= EXERCISE DESCRIPTION =
Reproduce word for word the passage of the findings on the bedroom light repair that opens with "4. There is" and closes with "of being notified.".

Assessment and findings

Handling of the resident’s report of an outstanding repair to the bedroom light

  1. There is evidence that the resident’s bedroom ceiling was replaced following asbestos removal works in 2018. The resident retains a copy of the asbestos report dated 15 May 2018. She says the faulty light was reported to the contractor upon completion of the ceiling works on 15 June 2018. The landlord holds no records of this.
  2. The landlord states that while it was not evidenced at the time, it says it is suspected that wiring was damaged during the asbestos removal/ceiling replacement in 2018. However it is unclear from the repair records how the landlord or contractor dealt with these reports.
  3. Without good knowledge and information management (KIM) a landlord is unable to deliver its services efficiently and effectively. It is imperative that records are accurate and maintained to keep both the property and the resident safe now and in the future. Landlord’s should stress test systems prior to any changes to identify whether they can ‘talk’ to each other and staff can access the data they need. The landlord’s acceptance that “it suspected” that the light was faulty from June 2018 indicates that it had failed to maintain accurate records.
  4. There is evidence that the landlord attended the property due to a leak on 18 April 2019. The landlord repaired damage caused to the bedroom ceiling. However, there is no evidence within its records that it fixed the fault with the light.
  5. Section 11 Landlord and Tenant Act 1985 (LTA 1985) requires landlords to make repairs to the structure and exterior, as well as to installations such as boilers, pipes, and electrics. This responsibility is confirmed within the landlord’s responsive repairs policy.
  6. The landlord’s responsive repairs policy states that it will attend to emergency repairs within 24 hours of being notified.
  7. The resident reported the fault to the bedroom light to the landlord again on 29 October 2019. The landlord attended within 24 hours. This was appropriate and in line with its policy and its obligations under the LTA 1985.
  8. The landlord’s responsive repairs policy states that it will attend to routine repairs “as quickly as possible.” The policy does not give precise timescales for routine repairs. Therefore, in line with industry best practice, a timeframe of 28 days is considered reasonable for the purpose of this investigation.
  9. While the landlord had attended to make safe the light, there is no evidence of it undertaking works to remedy the fault which had already been outstanding since June 2018. The evidence supplied to us includes a note that states the “work appeared to go through its contractor” and there was “no information why there was no progress with this until May 2020.” This is not appropriate and demonstrates a failing with the landlord’s record keeping. It failed to evidence maintaining communication channels with the resident and/or the contractor to ensure the repair was resolved.

(Items from a dataset)
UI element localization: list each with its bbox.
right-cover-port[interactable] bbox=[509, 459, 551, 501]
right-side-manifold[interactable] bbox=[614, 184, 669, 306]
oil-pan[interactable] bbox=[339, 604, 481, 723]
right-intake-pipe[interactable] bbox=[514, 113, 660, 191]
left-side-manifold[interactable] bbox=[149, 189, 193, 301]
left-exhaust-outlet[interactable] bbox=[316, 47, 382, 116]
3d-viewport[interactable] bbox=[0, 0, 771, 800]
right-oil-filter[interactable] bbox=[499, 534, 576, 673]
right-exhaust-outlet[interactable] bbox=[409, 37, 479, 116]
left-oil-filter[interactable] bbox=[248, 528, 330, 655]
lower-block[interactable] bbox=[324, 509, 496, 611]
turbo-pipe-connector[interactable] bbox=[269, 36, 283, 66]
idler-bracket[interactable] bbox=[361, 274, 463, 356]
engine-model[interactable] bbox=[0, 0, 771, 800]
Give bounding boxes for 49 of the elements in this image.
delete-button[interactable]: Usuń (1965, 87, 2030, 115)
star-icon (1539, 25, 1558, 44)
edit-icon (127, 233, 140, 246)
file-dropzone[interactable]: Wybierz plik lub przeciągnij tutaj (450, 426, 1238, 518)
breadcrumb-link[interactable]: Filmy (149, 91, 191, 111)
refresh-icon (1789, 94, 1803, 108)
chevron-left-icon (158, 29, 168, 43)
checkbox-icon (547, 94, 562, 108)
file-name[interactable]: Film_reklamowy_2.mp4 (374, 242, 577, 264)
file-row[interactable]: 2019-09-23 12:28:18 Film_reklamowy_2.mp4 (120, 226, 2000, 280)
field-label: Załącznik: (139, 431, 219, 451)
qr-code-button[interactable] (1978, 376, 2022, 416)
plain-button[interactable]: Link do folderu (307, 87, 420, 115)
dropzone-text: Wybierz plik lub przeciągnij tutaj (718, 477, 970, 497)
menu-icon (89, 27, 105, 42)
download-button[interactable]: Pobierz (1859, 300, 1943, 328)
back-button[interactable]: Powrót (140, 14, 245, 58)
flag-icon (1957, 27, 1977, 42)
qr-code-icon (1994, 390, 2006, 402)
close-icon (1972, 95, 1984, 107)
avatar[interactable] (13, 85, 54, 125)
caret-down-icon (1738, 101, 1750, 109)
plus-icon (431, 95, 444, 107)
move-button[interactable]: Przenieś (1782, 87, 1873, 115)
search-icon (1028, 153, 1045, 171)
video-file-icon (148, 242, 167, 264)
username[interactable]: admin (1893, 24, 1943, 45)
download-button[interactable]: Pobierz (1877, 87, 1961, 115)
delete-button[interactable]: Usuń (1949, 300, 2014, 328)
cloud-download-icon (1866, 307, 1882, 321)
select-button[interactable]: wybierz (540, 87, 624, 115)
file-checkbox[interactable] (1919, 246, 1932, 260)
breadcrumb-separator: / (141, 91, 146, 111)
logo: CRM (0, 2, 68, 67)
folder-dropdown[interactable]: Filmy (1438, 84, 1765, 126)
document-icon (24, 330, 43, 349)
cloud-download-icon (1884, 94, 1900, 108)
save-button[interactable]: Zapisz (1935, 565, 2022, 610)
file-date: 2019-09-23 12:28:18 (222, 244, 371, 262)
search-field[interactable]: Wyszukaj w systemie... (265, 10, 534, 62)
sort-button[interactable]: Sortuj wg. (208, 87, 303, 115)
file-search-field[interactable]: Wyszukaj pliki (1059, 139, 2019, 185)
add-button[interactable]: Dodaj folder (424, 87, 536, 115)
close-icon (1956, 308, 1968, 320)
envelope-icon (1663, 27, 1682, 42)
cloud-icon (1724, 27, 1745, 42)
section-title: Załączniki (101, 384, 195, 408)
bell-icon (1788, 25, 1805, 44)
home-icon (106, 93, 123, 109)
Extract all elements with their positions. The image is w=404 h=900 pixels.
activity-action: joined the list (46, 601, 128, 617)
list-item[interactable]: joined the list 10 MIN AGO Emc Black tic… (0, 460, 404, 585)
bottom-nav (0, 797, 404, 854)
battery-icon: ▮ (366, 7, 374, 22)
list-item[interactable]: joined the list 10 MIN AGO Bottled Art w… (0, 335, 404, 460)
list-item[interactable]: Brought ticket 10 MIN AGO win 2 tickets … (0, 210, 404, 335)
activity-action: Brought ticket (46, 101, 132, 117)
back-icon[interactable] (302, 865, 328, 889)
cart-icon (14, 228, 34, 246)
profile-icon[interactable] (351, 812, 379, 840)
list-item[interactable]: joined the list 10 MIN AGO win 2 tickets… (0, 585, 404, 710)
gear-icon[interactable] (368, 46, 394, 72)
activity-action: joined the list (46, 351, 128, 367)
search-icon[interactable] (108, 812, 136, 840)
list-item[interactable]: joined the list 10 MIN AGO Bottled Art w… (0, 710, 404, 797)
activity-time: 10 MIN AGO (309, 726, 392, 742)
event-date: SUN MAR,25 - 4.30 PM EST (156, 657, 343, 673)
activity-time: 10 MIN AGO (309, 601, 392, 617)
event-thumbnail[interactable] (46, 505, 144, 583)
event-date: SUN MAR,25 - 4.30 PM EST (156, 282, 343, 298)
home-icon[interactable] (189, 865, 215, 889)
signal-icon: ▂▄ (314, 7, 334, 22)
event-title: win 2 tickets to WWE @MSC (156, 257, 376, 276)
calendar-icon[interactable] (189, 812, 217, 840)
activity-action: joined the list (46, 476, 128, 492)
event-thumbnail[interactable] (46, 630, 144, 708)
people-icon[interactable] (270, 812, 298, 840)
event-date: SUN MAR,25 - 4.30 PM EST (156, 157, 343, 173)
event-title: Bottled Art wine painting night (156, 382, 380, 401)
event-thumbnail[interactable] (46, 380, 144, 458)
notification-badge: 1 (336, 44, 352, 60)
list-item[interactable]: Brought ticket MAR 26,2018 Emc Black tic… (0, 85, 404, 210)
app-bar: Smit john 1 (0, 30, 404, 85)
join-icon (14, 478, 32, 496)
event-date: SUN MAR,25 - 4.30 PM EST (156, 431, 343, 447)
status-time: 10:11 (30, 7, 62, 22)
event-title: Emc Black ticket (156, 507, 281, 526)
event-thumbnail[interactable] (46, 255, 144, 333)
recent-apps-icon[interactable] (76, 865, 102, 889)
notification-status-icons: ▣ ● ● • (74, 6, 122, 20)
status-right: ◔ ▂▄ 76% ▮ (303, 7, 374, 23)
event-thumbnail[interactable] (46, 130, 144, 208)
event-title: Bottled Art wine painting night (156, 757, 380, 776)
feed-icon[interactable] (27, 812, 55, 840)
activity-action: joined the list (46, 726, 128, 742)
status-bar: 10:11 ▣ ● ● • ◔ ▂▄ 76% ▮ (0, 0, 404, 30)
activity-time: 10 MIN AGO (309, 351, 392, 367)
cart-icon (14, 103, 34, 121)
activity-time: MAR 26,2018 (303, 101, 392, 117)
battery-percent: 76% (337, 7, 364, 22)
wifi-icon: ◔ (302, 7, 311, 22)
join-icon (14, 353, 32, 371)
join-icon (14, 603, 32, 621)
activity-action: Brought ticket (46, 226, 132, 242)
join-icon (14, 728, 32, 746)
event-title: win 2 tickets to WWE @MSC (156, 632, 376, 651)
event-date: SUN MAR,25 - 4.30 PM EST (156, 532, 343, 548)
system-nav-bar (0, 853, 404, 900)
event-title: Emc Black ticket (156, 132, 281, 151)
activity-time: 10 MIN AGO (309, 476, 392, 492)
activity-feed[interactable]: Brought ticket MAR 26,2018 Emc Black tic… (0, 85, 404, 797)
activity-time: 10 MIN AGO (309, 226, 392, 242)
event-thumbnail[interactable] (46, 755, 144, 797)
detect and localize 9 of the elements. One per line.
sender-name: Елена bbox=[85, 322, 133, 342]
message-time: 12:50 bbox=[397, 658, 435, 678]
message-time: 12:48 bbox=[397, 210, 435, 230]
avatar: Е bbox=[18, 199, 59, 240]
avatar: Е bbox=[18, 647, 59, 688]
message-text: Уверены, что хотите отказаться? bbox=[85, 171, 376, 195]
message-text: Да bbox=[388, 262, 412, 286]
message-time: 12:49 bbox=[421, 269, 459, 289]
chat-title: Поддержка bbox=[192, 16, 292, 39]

= SOLUTION BELOW =
4. There is evidence that the landlord attended the property due to a leak on 18 April 2019. The landlord repaired damage caused to the bedroom ceiling. However, there is no evidence within its records that it fixed the fault with the light.
  5. Section 11 Landlord and Tenant Act 1985 (LTA 1985) requires landlords to make repairs to the structure and exterior, as well as to installations such as boilers, pipes, and electrics. This responsibility is confirmed within the landlord’s responsive repairs policy.
  6. The landlord’s responsive repairs policy states that it will attend to emergency repairs within 24 hours of being notified.